**Provided entries:**
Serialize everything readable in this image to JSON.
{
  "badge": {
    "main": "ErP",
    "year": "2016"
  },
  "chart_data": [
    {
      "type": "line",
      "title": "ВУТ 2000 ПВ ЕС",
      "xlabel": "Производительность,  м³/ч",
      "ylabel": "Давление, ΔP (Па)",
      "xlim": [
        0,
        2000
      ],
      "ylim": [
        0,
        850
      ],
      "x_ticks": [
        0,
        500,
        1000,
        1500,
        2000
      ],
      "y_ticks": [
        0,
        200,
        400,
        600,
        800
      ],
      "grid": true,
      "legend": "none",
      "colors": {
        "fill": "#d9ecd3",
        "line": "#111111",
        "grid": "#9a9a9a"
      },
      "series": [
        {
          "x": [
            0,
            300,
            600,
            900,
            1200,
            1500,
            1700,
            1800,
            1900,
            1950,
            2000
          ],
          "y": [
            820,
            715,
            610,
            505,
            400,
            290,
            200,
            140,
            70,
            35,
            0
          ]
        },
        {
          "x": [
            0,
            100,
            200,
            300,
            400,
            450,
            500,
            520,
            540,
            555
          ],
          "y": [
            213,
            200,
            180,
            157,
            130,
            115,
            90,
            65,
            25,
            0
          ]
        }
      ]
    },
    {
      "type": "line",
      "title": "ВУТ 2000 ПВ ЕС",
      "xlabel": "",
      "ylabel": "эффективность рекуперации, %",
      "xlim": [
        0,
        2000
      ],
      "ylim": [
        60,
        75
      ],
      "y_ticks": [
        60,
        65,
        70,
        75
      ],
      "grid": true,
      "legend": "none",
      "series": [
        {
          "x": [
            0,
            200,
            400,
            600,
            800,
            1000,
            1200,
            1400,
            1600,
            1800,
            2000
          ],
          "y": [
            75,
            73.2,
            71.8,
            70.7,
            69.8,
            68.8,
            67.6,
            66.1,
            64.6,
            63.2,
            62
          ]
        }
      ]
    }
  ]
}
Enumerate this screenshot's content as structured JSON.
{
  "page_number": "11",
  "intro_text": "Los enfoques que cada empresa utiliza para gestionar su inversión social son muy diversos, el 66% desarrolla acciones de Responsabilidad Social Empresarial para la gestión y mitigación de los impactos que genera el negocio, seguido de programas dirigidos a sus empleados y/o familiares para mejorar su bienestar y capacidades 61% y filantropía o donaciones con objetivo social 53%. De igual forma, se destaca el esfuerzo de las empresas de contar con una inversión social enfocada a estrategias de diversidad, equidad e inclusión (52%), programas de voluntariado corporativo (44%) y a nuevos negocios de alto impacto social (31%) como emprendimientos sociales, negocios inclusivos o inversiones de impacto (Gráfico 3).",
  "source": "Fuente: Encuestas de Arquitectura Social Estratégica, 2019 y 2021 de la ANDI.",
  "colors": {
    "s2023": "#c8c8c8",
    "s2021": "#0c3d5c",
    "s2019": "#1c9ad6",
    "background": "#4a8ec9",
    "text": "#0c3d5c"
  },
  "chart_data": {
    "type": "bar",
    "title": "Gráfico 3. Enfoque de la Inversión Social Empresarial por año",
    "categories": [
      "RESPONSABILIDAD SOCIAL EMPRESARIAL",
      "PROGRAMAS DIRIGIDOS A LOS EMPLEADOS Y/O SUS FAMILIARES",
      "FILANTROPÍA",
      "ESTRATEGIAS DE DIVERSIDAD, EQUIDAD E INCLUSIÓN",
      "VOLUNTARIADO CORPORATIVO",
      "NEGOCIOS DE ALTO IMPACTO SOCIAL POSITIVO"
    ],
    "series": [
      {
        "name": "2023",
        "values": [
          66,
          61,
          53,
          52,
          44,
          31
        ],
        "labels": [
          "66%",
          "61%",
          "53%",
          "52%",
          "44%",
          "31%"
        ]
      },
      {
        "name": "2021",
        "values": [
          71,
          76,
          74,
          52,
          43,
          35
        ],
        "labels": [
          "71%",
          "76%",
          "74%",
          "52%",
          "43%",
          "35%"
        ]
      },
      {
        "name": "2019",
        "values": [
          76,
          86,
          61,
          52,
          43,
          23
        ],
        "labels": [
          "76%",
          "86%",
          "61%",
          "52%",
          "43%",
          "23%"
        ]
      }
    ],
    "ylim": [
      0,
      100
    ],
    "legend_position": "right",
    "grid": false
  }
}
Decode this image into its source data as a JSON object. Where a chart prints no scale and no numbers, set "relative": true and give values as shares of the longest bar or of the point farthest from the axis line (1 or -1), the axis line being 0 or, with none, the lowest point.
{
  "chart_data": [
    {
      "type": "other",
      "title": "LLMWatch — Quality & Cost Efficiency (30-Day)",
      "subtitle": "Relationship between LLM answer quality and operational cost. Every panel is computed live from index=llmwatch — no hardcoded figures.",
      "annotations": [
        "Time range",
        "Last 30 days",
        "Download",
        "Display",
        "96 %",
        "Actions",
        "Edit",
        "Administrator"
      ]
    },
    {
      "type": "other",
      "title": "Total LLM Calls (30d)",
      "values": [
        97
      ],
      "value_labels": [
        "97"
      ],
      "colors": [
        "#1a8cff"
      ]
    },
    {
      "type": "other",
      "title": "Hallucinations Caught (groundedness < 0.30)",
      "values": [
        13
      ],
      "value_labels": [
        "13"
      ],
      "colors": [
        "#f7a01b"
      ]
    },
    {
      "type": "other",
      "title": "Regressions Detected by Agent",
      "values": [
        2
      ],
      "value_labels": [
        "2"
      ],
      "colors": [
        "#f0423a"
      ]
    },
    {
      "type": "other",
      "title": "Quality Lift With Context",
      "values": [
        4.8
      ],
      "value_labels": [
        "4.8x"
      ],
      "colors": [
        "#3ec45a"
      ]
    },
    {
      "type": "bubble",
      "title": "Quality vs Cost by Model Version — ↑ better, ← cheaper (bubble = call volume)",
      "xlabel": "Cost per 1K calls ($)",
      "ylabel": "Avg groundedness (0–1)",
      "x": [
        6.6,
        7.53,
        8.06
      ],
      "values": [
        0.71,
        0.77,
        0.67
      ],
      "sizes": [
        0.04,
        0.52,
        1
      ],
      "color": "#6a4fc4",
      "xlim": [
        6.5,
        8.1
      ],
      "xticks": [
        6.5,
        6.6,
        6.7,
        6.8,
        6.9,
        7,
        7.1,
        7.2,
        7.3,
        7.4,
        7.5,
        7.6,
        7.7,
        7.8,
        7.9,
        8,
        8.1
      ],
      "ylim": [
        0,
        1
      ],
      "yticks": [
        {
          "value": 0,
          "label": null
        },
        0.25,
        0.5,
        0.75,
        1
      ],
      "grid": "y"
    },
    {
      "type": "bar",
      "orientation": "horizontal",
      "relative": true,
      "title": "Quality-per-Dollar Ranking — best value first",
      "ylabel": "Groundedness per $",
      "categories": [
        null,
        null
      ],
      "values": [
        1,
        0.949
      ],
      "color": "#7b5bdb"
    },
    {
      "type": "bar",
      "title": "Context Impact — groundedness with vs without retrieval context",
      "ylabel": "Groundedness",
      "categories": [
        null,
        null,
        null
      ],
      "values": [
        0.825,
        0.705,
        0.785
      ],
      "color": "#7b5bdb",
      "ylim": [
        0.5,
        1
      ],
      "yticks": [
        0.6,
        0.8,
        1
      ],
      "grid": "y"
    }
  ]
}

**Exercise goal:** Return the whole listing exactly, with every line included.

**Worked answer:**
Serialize everything readable in this image to JSON.
{
  "badge": {
    "main": "ErP",
    "year": "2016"
  },
  "chart_data": [
    {
      "type": "line",
      "title": "ВУТ 2000 ПВ ЕС",
      "xlabel": "Производительность,  м³/ч",
      "ylabel": "Давление, ΔP (Па)",
      "xlim": [
        0,
        2000
      ],
      "ylim": [
        0,
        850
      ],
      "x_ticks": [
        0,
        500,
        1000,
        1500,
        2000
      ],
      "y_ticks": [
        0,
        200,
        400,
        600,
        800
      ],
      "grid": true,
      "legend": "none",
      "colors": {
        "fill": "#d9ecd3",
        "line": "#111111",
        "grid": "#9a9a9a"
      },
      "series": [
        {
          "x": [
            0,
            300,
            600,
            900,
            1200,
            1500,
            1700,
            1800,
            1900,
            1950,
            2000
          ],
          "y": [
            820,
            715,
            610,
            505,
            400,
            290,
            200,
            140,
            70,
            35,
            0
          ]
        },
        {
          "x": [
            0,
            100,
            200,
            300,
            400,
            450,
            500,
            520,
            540,
            555
          ],
          "y": [
            213,
            200,
            180,
            157,
            130,
            115,
            90,
            65,
            25,
            0
          ]
        }
      ]
    },
    {
      "type": "line",
      "title": "ВУТ 2000 ПВ ЕС",
      "xlabel": "",
      "ylabel": "эффективность рекуперации, %",
      "xlim": [
        0,
        2000
      ],
      "ylim": [
        60,
        75
      ],
      "y_ticks": [
        60,
        65,
        70,
        75
      ],
      "grid": true,
      "legend": "none",
      "series": [
        {
          "x": [
            0,
            200,
            400,
            600,
            800,
            1000,
            1200,
            1400,
            1600,
            1800,
            2000
          ],
          "y": [
            75,
            73.2,
            71.8,
            70.7,
            69.8,
            68.8,
            67.6,
            66.1,
            64.6,
            63.2,
            62
          ]
        }
      ]
    }
  ]
}
Enumerate this screenshot's content as structured JSON.
{
  "page_number": "11",
  "intro_text": "Los enfoques que cada empresa utiliza para gestionar su inversión social son muy diversos, el 66% desarrolla acciones de Responsabilidad Social Empresarial para la gestión y mitigación de los impactos que genera el negocio, seguido de programas dirigidos a sus empleados y/o familiares para mejorar su bienestar y capacidades 61% y filantropía o donaciones con objetivo social 53%. De igual forma, se destaca el esfuerzo de las empresas de contar con una inversión social enfocada a estrategias de diversidad, equidad e inclusión (52%), programas de voluntariado corporativo (44%) y a nuevos negocios de alto impacto social (31%) como emprendimientos sociales, negocios inclusivos o inversiones de impacto (Gráfico 3).",
  "source": "Fuente: Encuestas de Arquitectura Social Estratégica, 2019 y 2021 de la ANDI.",
  "colors": {
    "s2023": "#c8c8c8",
    "s2021": "#0c3d5c",
    "s2019": "#1c9ad6",
    "background": "#4a8ec9",
    "text": "#0c3d5c"
  },
  "chart_data": {
    "type": "bar",
    "title": "Gráfico 3. Enfoque de la Inversión Social Empresarial por año",
    "categories": [
      "RESPONSABILIDAD SOCIAL EMPRESARIAL",
      "PROGRAMAS DIRIGIDOS A LOS EMPLEADOS Y/O SUS FAMILIARES",
      "FILANTROPÍA",
      "ESTRATEGIAS DE DIVERSIDAD, EQUIDAD E INCLUSIÓN",
      "VOLUNTARIADO CORPORATIVO",
      "NEGOCIOS DE ALTO IMPACTO SOCIAL POSITIVO"
    ],
    "series": [
      {
        "name": "2023",
        "values": [
          66,
          61,
          53,
          52,
          44,
          31
        ],
        "labels": [
          "66%",
          "61%",
          "53%",
          "52%",
          "44%",
          "31%"
        ]
      },
      {
        "name": "2021",
        "values": [
          71,
          76,
          74,
          52,
          43,
          35
        ],
        "labels": [
          "71%",
          "76%",
          "74%",
          "52%",
          "43%",
          "35%"
        ]
      },
      {
        "name": "2019",
        "values": [
          76,
          86,
          61,
          52,
          43,
          23
        ],
        "labels": [
          "76%",
          "86%",
          "61%",
          "52%",
          "43%",
          "23%"
        ]
      }
    ],
    "ylim": [
      0,
      100
    ],
    "legend_position": "right",
    "grid": false
  }
}
Decode this image into its source data as a JSON object. Where a chart prints no scale and no numbers, set "relative": true and give values as shares of the longest bar or of the point farthest from the axis line (1 or -1), the axis line being 0 or, with none, the lowest point.
{
  "chart_data": [
    {
      "type": "other",
      "title": "LLMWatch — Quality & Cost Efficiency (30-Day)",
      "subtitle": "Relationship between LLM answer quality and operational cost. Every panel is computed live from index=llmwatch — no hardcoded figures.",
      "annotations": [
        "Time range",
        "Last 30 days",
        "Download",
        "Display",
        "96 %",
        "Actions",
        "Edit",
        "Administrator"
      ]
    },
    {
      "type": "other",
      "title": "Total LLM Calls (30d)",
      "values": [
        97
      ],
      "value_labels": [
        "97"
      ],
      "colors": [
        "#1a8cff"
      ]
    },
    {
      "type": "other",
      "title": "Hallucinations Caught (groundedness < 0.30)",
      "values": [
        13
      ],
      "value_labels": [
        "13"
      ],
      "colors": [
        "#f7a01b"
      ]
    },
    {
      "type": "other",
      "title": "Regressions Detected by Agent",
      "values": [
        2
      ],
      "value_labels": [
        "2"
      ],
      "colors": [
        "#f0423a"
      ]
    },
    {
      "type": "other",
      "title": "Quality Lift With Context",
      "values": [
        4.8
      ],
      "value_labels": [
        "4.8x"
      ],
      "colors": [
        "#3ec45a"
      ]
    },
    {
      "type": "bubble",
      "title": "Quality vs Cost by Model Version — ↑ better, ← cheaper (bubble = call volume)",
      "xlabel": "Cost per 1K calls ($)",
      "ylabel": "Avg groundedness (0–1)",
      "x": [
        6.6,
        7.53,
        8.06
      ],
      "values": [
        0.71,
        0.77,
        0.67
      ],
      "sizes": [
        0.04,
        0.52,
        1
      ],
      "color": "#6a4fc4",
      "xlim": [
        6.5,
        8.1
      ],
      "xticks": [
        6.5,
        6.6,
        6.7,
        6.8,
        6.9,
        7,
        7.1,
        7.2,
        7.3,
        7.4,
        7.5,
        7.6,
        7.7,
        7.8,
        7.9,
        8,
        8.1
      ],
      "ylim": [
        0,
        1
      ],
      "yticks": [
        {
          "value": 0,
          "label": null
        },
        0.25,
        0.5,
        0.75,
        1
      ],
      "grid": "y"
    },
    {
      "type": "bar",
      "orientation": "horizontal",
      "relative": true,
      "title": "Quality-per-Dollar Ranking — best value first",
      "ylabel": "Groundedness per $",
      "categories": [
        null,
        null
      ],
      "values": [
        1,
        0.949
      ],
      "color": "#7b5bdb"
    },
    {
      "type": "bar",
      "title": "Context Impact — groundedness with vs without retrieval context",
      "ylabel": "Groundedness",
      "categories": [
        null,
        null,
        null
      ],
      "values": [
        0.825,
        0.705,
        0.785
      ],
      "color": "#7b5bdb",
      "ylim": [
        0.5,
        1
      ],
      "yticks": [
        0.6,
        0.8,
        1
      ],
      "grid": "y"
    }
  ]
}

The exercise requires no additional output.